• What to work on
Write out all of the records precisely. Skip anything that is a picture.

• Supplied material
# # # # #
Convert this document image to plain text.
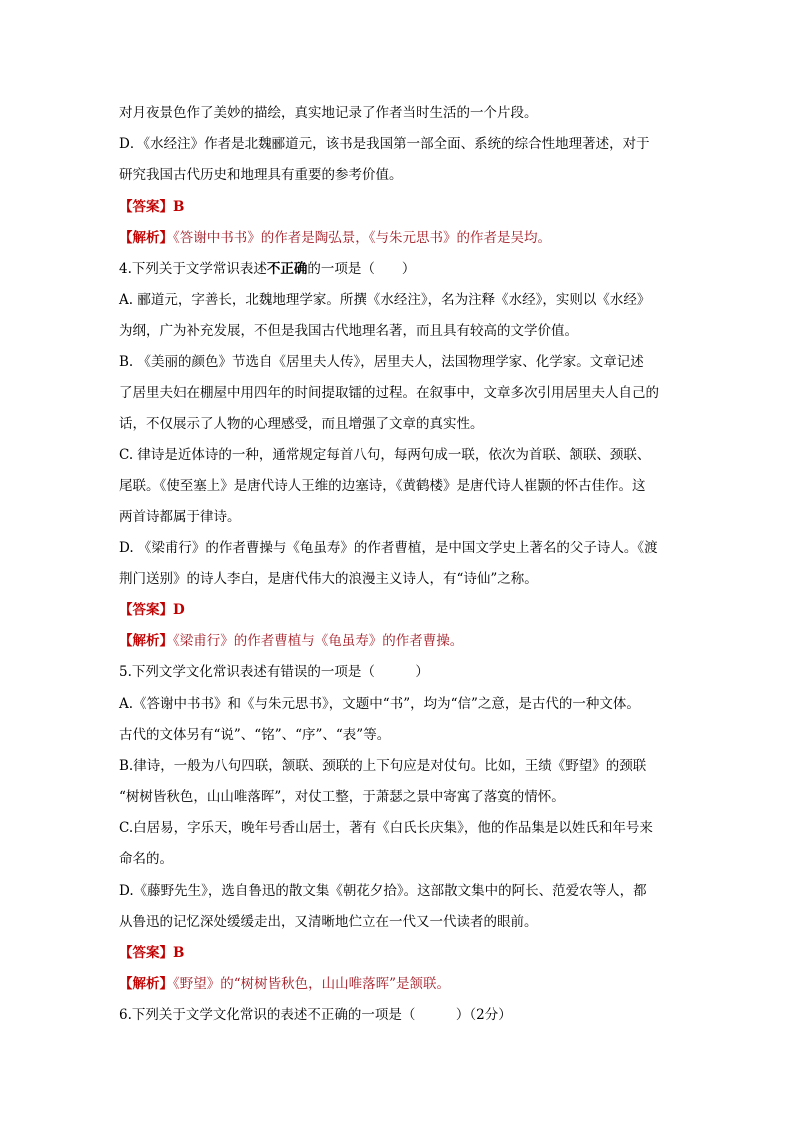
对月夜景色作了美妙的描绘，真实地记录了作者当时生活的一个片段。
D．《水经注》作者是北魏郦道元，该书是我国第一部全面、系统的综合性地理著述，对于
研究我国古代历史和地理具有重要的参考价值。
【答案】B
【解析】《答谢中书书》的作者是陶弘景，《与朱元思书》的作者是吴均。
4.下列关于文学常识表述不正确的一项是（　　）
A. 郦道元，字善长，北魏地理学家。所撰《水经注》，名为注释《水经》，实则以《水经》
为纲，广为补充发展，不但是我国古代地理名著，而且具有较高的文学价值。
B. 《美丽的颜色》节选自《居里夫人传》，居里夫人，法国物理学家、化学家。文章记述
了居里夫妇在棚屋中用四年的时间提取镭的过程。在叙事中，文章多次引用居里夫人自己的
话，不仅展示了人物的心理感受，而且增强了文章的真实性。
C. 律诗是近体诗的一种，通常规定每首八句，每两句成一联，依次为首联、颔联、颈联、
尾联。《使至塞上》是唐代诗人王维的边塞诗，《黄鹤楼》是唐代诗人崔颢的怀古佳作。这
两首诗都属于律诗。
D. 《梁甫行》的作者曹操与《龟虽寿》的作者曹植，是中国文学史上著名的父子诗人。《渡
荆门送别》的诗人李白，是唐代伟大的浪漫主义诗人，有“诗仙”之称。
【答案】D
【解析】《梁甫行》的作者曹植与《龟虽寿》的作者曹操。
5.下列文学文化常识表述有错误的一项是（　　　）
A.《答谢中书书》和《与朱元思书》，文题中“书”，均为“信”之意，是古代的一种文体。
古代的文体另有“说”、“铭”、“序”、“表”等。
B.律诗，一般为八句四联，颔联、颈联的上下句应是对仗句。比如，王绩《野望》的颈联
“树树皆秋色，山山唯落晖”，对仗工整，于萧瑟之景中寄寓了落寞的情怀。
C.白居易，字乐天，晚年号香山居士，著有《白氏长庆集》，他的作品集是以姓氏和年号来
命名的。
D.《藤野先生》，选自鲁迅的散文集《朝花夕拾》。这部散文集中的阿长、范爱农等人，都
从鲁迅的记忆深处缓缓走出，又清晰地伫立在一代又一代读者的眼前。
【答案】B
【解析】《野望》的“树树皆秋色，山山唯落晖”是颔联。
6.下列关于文学文化常识的表述不正确的一项是（　　　）（2分）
# # # # #
• Task response
Convert this document image to plain text.
对月夜景色作了美妙的描绘，真实地记录了作者当时生活的一个片段。
D．《水经注》作者是北魏郦道元，该书是我国第一部全面、系统的综合性地理著述，对于
研究我国古代历史和地理具有重要的参考价值。
【答案】B
【解析】《答谢中书书》的作者是陶弘景，《与朱元思书》的作者是吴均。
4.下列关于文学常识表述不正确的一项是（　　）
A. 郦道元，字善长，北魏地理学家。所撰《水经注》，名为注释《水经》，实则以《水经》
为纲，广为补充发展，不但是我国古代地理名著，而且具有较高的文学价值。
B. 《美丽的颜色》节选自《居里夫人传》，居里夫人，法国物理学家、化学家。文章记述
了居里夫妇在棚屋中用四年的时间提取镭的过程。在叙事中，文章多次引用居里夫人自己的
话，不仅展示了人物的心理感受，而且增强了文章的真实性。
C. 律诗是近体诗的一种，通常规定每首八句，每两句成一联，依次为首联、颔联、颈联、
尾联。《使至塞上》是唐代诗人王维的边塞诗，《黄鹤楼》是唐代诗人崔颢的怀古佳作。这
两首诗都属于律诗。
D. 《梁甫行》的作者曹操与《龟虽寿》的作者曹植，是中国文学史上著名的父子诗人。《渡
荆门送别》的诗人李白，是唐代伟大的浪漫主义诗人，有“诗仙”之称。
【答案】D
【解析】《梁甫行》的作者曹植与《龟虽寿》的作者曹操。
5.下列文学文化常识表述有错误的一项是（　　　）
A.《答谢中书书》和《与朱元思书》，文题中“书”，均为“信”之意，是古代的一种文体。
古代的文体另有“说”、“铭”、“序”、“表”等。
B.律诗，一般为八句四联，颔联、颈联的上下句应是对仗句。比如，王绩《野望》的颈联
“树树皆秋色，山山唯落晖”，对仗工整，于萧瑟之景中寄寓了落寞的情怀。
C.白居易，字乐天，晚年号香山居士，著有《白氏长庆集》，他的作品集是以姓氏和年号来
命名的。
D.《藤野先生》，选自鲁迅的散文集《朝花夕拾》。这部散文集中的阿长、范爱农等人，都
从鲁迅的记忆深处缓缓走出，又清晰地伫立在一代又一代读者的眼前。
【答案】B
【解析】《野望》的“树树皆秋色，山山唯落晖”是颔联。
6.下列关于文学文化常识的表述不正确的一项是（　　　）（2分）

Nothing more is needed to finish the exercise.